## Task details
Reproduce the listing below exactly. Pictures do not belong in the copy.

## Provided material
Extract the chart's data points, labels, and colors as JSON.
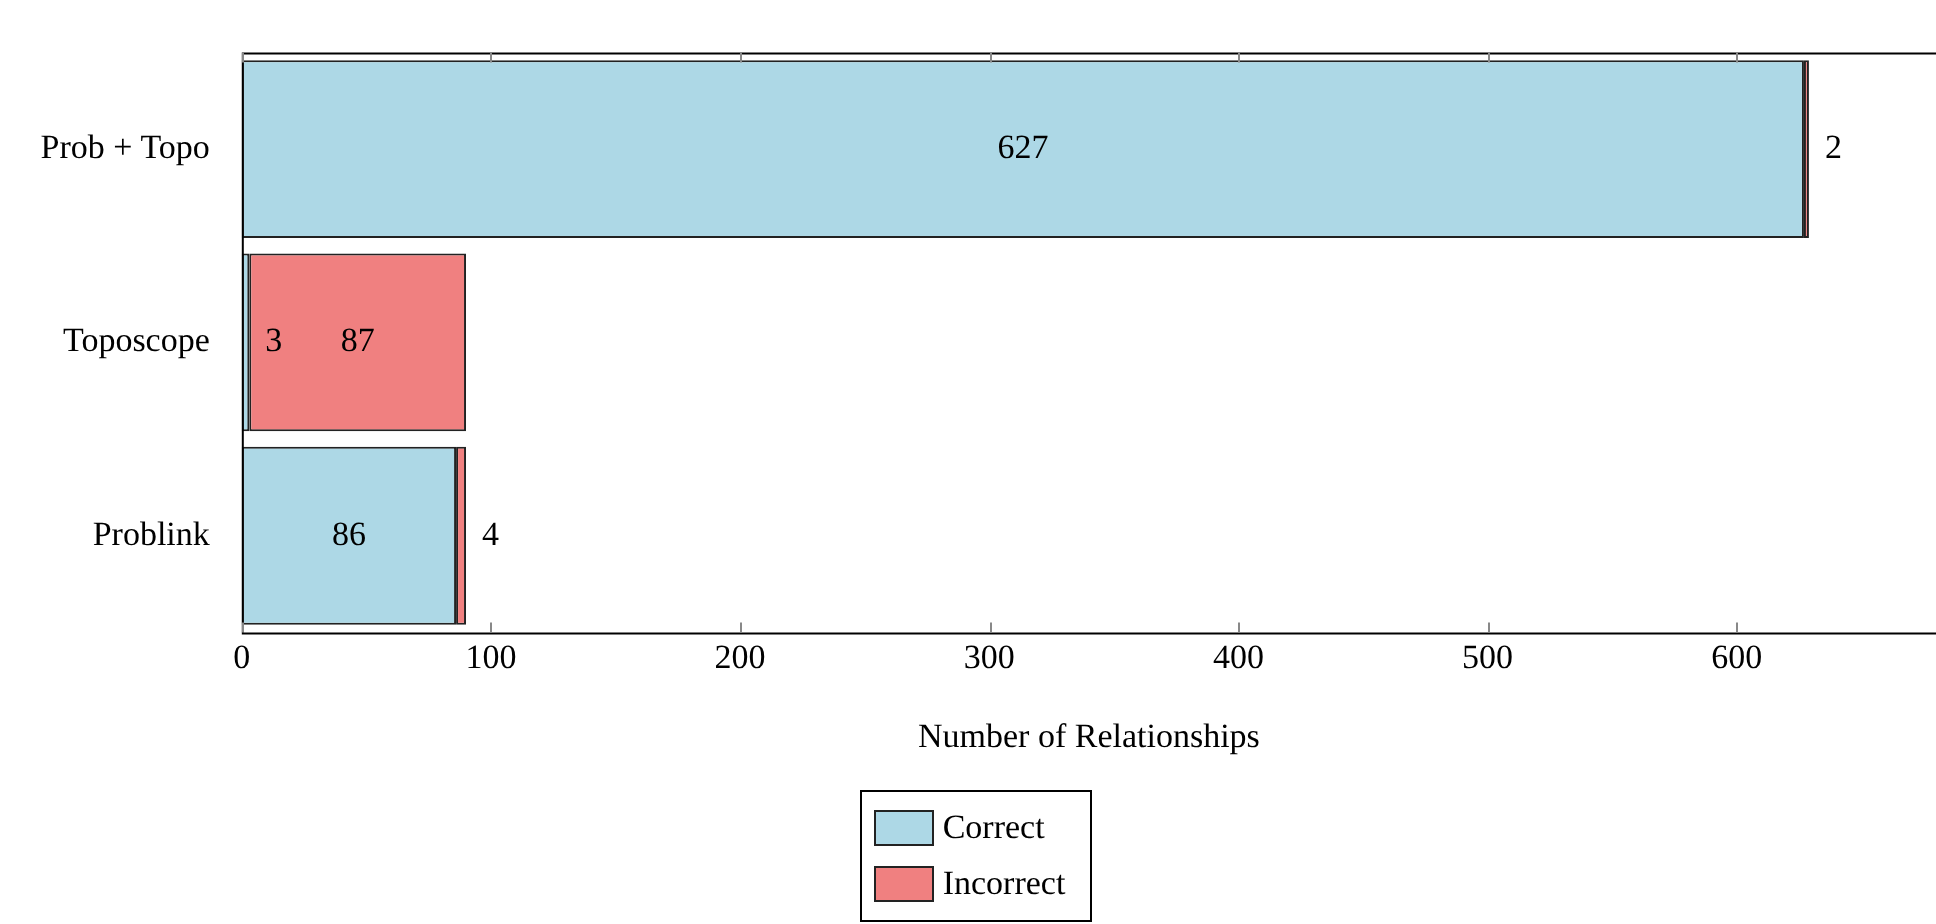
{
  "chart_data": {
    "type": "bar",
    "orientation": "horizontal",
    "stacked": true,
    "xlabel": "Number of Relationships",
    "categories": [
      "Prob + Topo",
      "Toposcope",
      "Problink"
    ],
    "series": [
      {
        "name": "Correct",
        "color": "#add8e6",
        "values": [
          627,
          3,
          86
        ]
      },
      {
        "name": "Incorrect",
        "color": "#f08080",
        "values": [
          2,
          87,
          4
        ]
      }
    ],
    "xlim": [
      0,
      680
    ],
    "xticks": [
      0,
      100,
      200,
      300,
      400,
      500,
      600
    ],
    "data_labels": true,
    "grid": false,
    "legend": "bottom"
  }
}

## Reply
Extract the chart's data points, labels, and colors as JSON.
{
  "chart_data": {
    "type": "bar",
    "orientation": "horizontal",
    "stacked": true,
    "xlabel": "Number of Relationships",
    "categories": [
      "Prob + Topo",
      "Toposcope",
      "Problink"
    ],
    "series": [
      {
        "name": "Correct",
        "color": "#add8e6",
        "values": [
          627,
          3,
          86
        ]
      },
      {
        "name": "Incorrect",
        "color": "#f08080",
        "values": [
          2,
          87,
          4
        ]
      }
    ],
    "xlim": [
      0,
      680
    ],
    "xticks": [
      0,
      100,
      200,
      300,
      400,
      500,
      600
    ],
    "data_labels": true,
    "grid": false,
    "legend": "bottom"
  }
}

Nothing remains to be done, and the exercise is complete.